-------- EXTRACTED MATERIAL --------

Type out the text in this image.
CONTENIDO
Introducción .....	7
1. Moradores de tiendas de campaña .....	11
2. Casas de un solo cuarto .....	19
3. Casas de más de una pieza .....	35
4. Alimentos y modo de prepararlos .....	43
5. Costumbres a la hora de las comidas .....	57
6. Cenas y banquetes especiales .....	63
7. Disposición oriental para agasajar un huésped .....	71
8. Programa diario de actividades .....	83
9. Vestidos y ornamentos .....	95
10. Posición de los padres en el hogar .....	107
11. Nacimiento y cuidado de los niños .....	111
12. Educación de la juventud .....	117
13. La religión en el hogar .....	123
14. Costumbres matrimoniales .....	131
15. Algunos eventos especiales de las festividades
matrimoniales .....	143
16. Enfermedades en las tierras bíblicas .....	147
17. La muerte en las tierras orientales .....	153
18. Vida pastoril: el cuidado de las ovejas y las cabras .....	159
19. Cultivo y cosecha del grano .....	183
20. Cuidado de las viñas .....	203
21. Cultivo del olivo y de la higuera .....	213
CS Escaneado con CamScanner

--------

EXERCISE REQUIREMENTS. Scan the records for the string "Cultivo". Copy each line in which it appears.

RIGHT ANSWER.
19. Cultivo y cosecha del grano .....	183
21. Cultivo del olivo y de la higuera .....	213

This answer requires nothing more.